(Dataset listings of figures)

--------------------

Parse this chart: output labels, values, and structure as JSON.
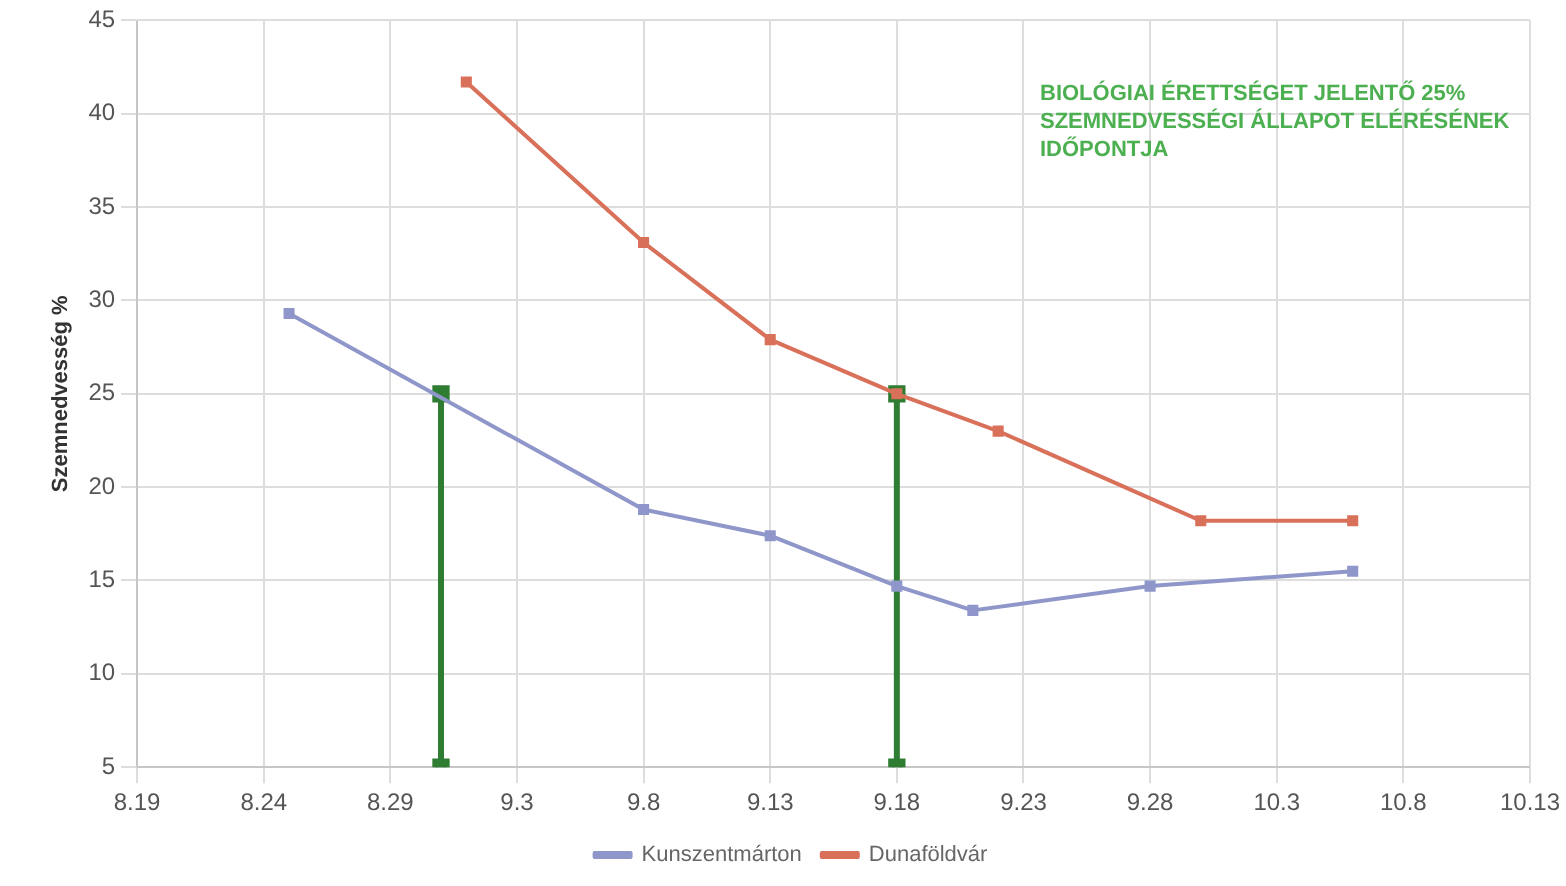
{
  "chart_data": {
    "type": "line",
    "ylabel": "Szemnedvesség %",
    "annotations": [
      "BIOLÓGIAI ÉRETTSÉGET JELENTŐ 25% SZEMNEDVESSÉGI ÁLLAPOT ELÉRÉSÉNEK IDŐPONTJA"
    ],
    "series": [
      {
        "name": "Kunszentmárton",
        "color": "#8f96c9",
        "x": [
          "--08-25",
          "--09-08",
          "--09-13",
          "--09-18",
          "--09-21",
          "--09-28",
          "--10-06"
        ],
        "values": [
          29.3,
          18.8,
          17.4,
          14.7,
          13.4,
          14.7,
          15.5
        ]
      },
      {
        "name": "Dunaföldvár",
        "color": "#d9705a",
        "x": [
          "--09-01",
          "--09-08",
          "--09-13",
          "--09-18",
          "--09-22",
          "--09-30",
          "--10-06"
        ],
        "values": [
          41.7,
          33.1,
          27.9,
          25,
          23,
          18.2,
          18.2
        ]
      },
      {
        "color": "#2e7d32",
        "x": [
          "--08-31",
          "--08-31"
        ],
        "values": [
          5,
          25
        ]
      },
      {
        "color": "#2e7d32",
        "x": [
          "--09-18",
          "--09-18"
        ],
        "values": [
          5,
          25
        ]
      }
    ],
    "xlim": [
      "--08-19",
      "--10-13"
    ],
    "xticks": [
      {
        "value": "--08-19",
        "label": "8.19"
      },
      {
        "value": "--08-24",
        "label": "8.24"
      },
      {
        "value": "--08-29",
        "label": "8.29"
      },
      {
        "value": "--09-03",
        "label": "9.3"
      },
      {
        "value": "--09-08",
        "label": "9.8"
      },
      {
        "value": "--09-13",
        "label": "9.13"
      },
      {
        "value": "--09-18",
        "label": "9.18"
      },
      {
        "value": "--09-23",
        "label": "9.23"
      },
      {
        "value": "--09-28",
        "label": "9.28"
      },
      {
        "value": "--10-03",
        "label": "10.3"
      },
      {
        "value": "--10-08",
        "label": "10.8"
      },
      {
        "value": "--10-13",
        "label": "10.13"
      }
    ],
    "ylim": [
      5,
      45
    ],
    "yticks": [
      5,
      10,
      15,
      20,
      25,
      30,
      35,
      40,
      45
    ],
    "grid": true,
    "legend": "bottom",
    "marker": "square",
    "line_style": "solid"
  }
}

--------------------

## GOAL
Your copy should hold every record word for word and none of the pictures.

## EXERCISE OUTPUT
Parse this chart: output labels, values, and structure as JSON.
{
  "chart_data": {
    "type": "line",
    "ylabel": "Szemnedvesség %",
    "annotations": [
      "BIOLÓGIAI ÉRETTSÉGET JELENTŐ 25% SZEMNEDVESSÉGI ÁLLAPOT ELÉRÉSÉNEK IDŐPONTJA"
    ],
    "series": [
      {
        "name": "Kunszentmárton",
        "color": "#8f96c9",
        "x": [
          "--08-25",
          "--09-08",
          "--09-13",
          "--09-18",
          "--09-21",
          "--09-28",
          "--10-06"
        ],
        "values": [
          29.3,
          18.8,
          17.4,
          14.7,
          13.4,
          14.7,
          15.5
        ]
      },
      {
        "name": "Dunaföldvár",
        "color": "#d9705a",
        "x": [
          "--09-01",
          "--09-08",
          "--09-13",
          "--09-18",
          "--09-22",
          "--09-30",
          "--10-06"
        ],
        "values": [
          41.7,
          33.1,
          27.9,
          25,
          23,
          18.2,
          18.2
        ]
      },
      {
        "color": "#2e7d32",
        "x": [
          "--08-31",
          "--08-31"
        ],
        "values": [
          5,
          25
        ]
      },
      {
        "color": "#2e7d32",
        "x": [
          "--09-18",
          "--09-18"
        ],
        "values": [
          5,
          25
        ]
      }
    ],
    "xlim": [
      "--08-19",
      "--10-13"
    ],
    "xticks": [
      {
        "value": "--08-19",
        "label": "8.19"
      },
      {
        "value": "--08-24",
        "label": "8.24"
      },
      {
        "value": "--08-29",
        "label": "8.29"
      },
      {
        "value": "--09-03",
        "label": "9.3"
      },
      {
        "value": "--09-08",
        "label": "9.8"
      },
      {
        "value": "--09-13",
        "label": "9.13"
      },
      {
        "value": "--09-18",
        "label": "9.18"
      },
      {
        "value": "--09-23",
        "label": "9.23"
      },
      {
        "value": "--09-28",
        "label": "9.28"
      },
      {
        "value": "--10-03",
        "label": "10.3"
      },
      {
        "value": "--10-08",
        "label": "10.8"
      },
      {
        "value": "--10-13",
        "label": "10.13"
      }
    ],
    "ylim": [
      5,
      45
    ],
    "yticks": [
      5,
      10,
      15,
      20,
      25,
      30,
      35,
      40,
      45
    ],
    "grid": true,
    "legend": "bottom",
    "marker": "square",
    "line_style": "solid"
  }
}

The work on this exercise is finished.